◆ EXERCISE TASK ◆
Write out every one of the following lines without changing anything, but leave the pictures out of your answer.

Extracted data entries
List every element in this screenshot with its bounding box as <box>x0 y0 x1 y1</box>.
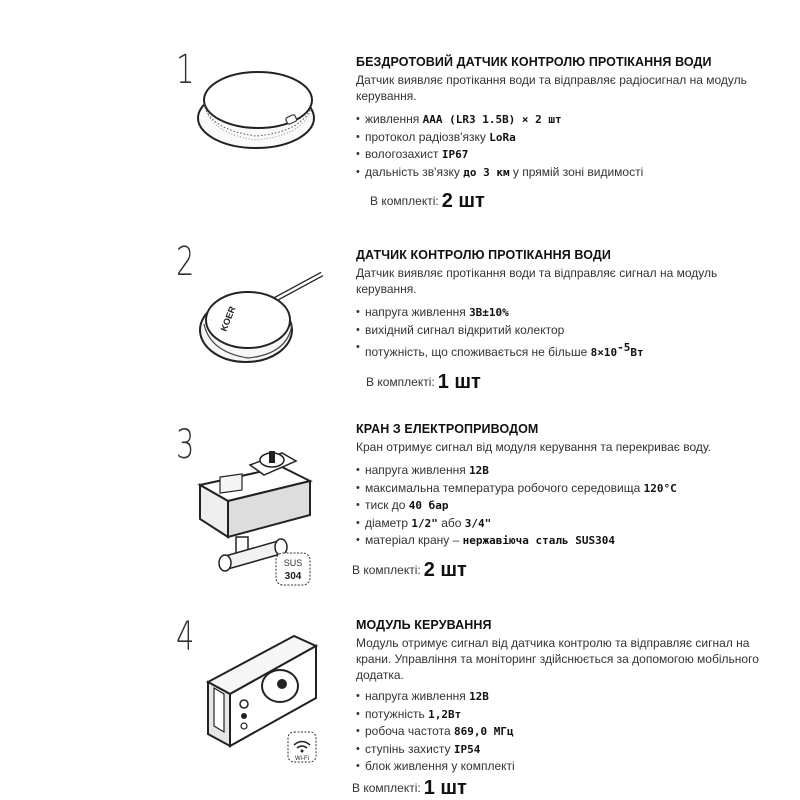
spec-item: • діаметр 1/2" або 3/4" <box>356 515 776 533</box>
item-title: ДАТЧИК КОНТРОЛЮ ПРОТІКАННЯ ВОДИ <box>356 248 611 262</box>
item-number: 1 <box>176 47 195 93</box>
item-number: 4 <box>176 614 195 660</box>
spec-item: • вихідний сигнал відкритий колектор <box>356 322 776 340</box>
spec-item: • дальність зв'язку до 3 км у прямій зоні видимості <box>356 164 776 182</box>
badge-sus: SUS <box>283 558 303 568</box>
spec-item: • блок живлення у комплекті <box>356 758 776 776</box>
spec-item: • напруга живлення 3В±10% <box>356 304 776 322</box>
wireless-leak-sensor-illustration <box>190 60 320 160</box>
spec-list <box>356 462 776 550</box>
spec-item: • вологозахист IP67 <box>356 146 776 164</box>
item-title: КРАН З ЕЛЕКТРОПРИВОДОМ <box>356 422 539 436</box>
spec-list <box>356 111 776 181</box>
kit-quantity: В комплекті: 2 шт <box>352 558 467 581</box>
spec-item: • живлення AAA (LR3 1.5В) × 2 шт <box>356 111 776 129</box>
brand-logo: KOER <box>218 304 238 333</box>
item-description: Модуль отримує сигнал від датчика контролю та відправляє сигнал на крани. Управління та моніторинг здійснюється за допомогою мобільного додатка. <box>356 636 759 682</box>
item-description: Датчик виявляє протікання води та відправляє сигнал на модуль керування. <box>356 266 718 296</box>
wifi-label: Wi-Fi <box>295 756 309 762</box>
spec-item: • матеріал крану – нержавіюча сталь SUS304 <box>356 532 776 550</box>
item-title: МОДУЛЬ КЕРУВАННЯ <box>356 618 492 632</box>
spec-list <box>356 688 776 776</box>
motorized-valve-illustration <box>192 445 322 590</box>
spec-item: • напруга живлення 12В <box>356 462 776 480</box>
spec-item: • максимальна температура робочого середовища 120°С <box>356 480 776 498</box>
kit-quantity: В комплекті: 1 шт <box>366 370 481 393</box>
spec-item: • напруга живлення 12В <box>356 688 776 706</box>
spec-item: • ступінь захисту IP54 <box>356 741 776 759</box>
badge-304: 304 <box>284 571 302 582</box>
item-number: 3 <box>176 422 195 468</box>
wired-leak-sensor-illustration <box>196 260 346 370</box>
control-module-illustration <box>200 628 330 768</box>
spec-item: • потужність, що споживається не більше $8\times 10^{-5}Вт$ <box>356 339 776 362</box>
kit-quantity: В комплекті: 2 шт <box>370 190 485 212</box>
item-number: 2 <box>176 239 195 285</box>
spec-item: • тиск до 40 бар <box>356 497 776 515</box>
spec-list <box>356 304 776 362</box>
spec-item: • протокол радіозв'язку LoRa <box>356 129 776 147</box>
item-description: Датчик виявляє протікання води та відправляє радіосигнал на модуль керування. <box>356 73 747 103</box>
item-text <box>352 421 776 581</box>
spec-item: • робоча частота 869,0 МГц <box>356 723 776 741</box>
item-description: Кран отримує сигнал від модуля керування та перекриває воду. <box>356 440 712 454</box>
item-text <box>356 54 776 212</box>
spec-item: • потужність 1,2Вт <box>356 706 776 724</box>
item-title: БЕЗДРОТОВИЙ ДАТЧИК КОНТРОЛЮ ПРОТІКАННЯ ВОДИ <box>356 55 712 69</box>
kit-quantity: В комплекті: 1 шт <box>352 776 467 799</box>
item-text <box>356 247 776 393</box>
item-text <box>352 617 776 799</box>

◆ EXERCISE RESPONSE ◆
List every element in this screenshot with its bounding box as <box>x0 y0 x1 y1</box>.
spec-item: • діаметр 1/2" або 3/4" <box>356 515 776 533</box>
item-title: ДАТЧИК КОНТРОЛЮ ПРОТІКАННЯ ВОДИ <box>356 248 611 262</box>
item-number: 1 <box>176 47 195 93</box>
item-number: 4 <box>176 614 195 660</box>
spec-item: • вихідний сигнал відкритий колектор <box>356 322 776 340</box>
spec-item: • дальність зв'язку до 3 км у прямій зоні видимості <box>356 164 776 182</box>
badge-sus: SUS <box>283 558 303 568</box>
spec-item: • блок живлення у комплекті <box>356 758 776 776</box>
spec-item: • напруга живлення 3В±10% <box>356 304 776 322</box>
wireless-leak-sensor-illustration <box>190 60 320 160</box>
spec-list <box>356 462 776 550</box>
spec-item: • вологозахист IP67 <box>356 146 776 164</box>
item-title: КРАН З ЕЛЕКТРОПРИВОДОМ <box>356 422 539 436</box>
spec-list <box>356 111 776 181</box>
kit-quantity: В комплекті: 2 шт <box>352 558 467 581</box>
spec-item: • живлення AAA (LR3 1.5В) × 2 шт <box>356 111 776 129</box>
brand-logo: KOER <box>218 304 238 333</box>
item-description: Модуль отримує сигнал від датчика контролю та відправляє сигнал на крани. Управління та моніторинг здійснюється за допомогою мобільного додатка. <box>356 636 759 682</box>
item-description: Датчик виявляє протікання води та відправляє сигнал на модуль керування. <box>356 266 718 296</box>
wifi-label: Wi-Fi <box>295 756 309 762</box>
spec-item: • матеріал крану – нержавіюча сталь SUS304 <box>356 532 776 550</box>
item-title: МОДУЛЬ КЕРУВАННЯ <box>356 618 492 632</box>
spec-list <box>356 688 776 776</box>
motorized-valve-illustration <box>192 445 322 590</box>
spec-item: • напруга живлення 12В <box>356 462 776 480</box>
spec-item: • максимальна температура робочого середовища 120°С <box>356 480 776 498</box>
kit-quantity: В комплекті: 1 шт <box>366 370 481 393</box>
spec-item: • напруга живлення 12В <box>356 688 776 706</box>
spec-item: • ступінь захисту IP54 <box>356 741 776 759</box>
badge-304: 304 <box>284 571 302 582</box>
item-number: 3 <box>176 422 195 468</box>
wired-leak-sensor-illustration <box>196 260 346 370</box>
control-module-illustration <box>200 628 330 768</box>
spec-item: • потужність, що споживається не більше $8\times 10^{-5}Вт$ <box>356 339 776 362</box>
kit-quantity: В комплекті: 2 шт <box>370 190 485 212</box>
item-number: 2 <box>176 239 195 285</box>
spec-item: • тиск до 40 бар <box>356 497 776 515</box>
spec-list <box>356 304 776 362</box>
spec-item: • протокол радіозв'язку LoRa <box>356 129 776 147</box>
item-description: Датчик виявляє протікання води та відправляє радіосигнал на модуль керування. <box>356 73 747 103</box>
item-text <box>352 421 776 581</box>
spec-item: • робоча частота 869,0 МГц <box>356 723 776 741</box>
item-description: Кран отримує сигнал від модуля керування та перекриває воду. <box>356 440 712 454</box>
item-text <box>356 54 776 212</box>
spec-item: • потужність 1,2Вт <box>356 706 776 724</box>
item-title: БЕЗДРОТОВИЙ ДАТЧИК КОНТРОЛЮ ПРОТІКАННЯ ВОДИ <box>356 55 712 69</box>
kit-quantity: В комплекті: 1 шт <box>352 776 467 799</box>
item-text <box>356 247 776 393</box>
item-text <box>352 617 776 799</box>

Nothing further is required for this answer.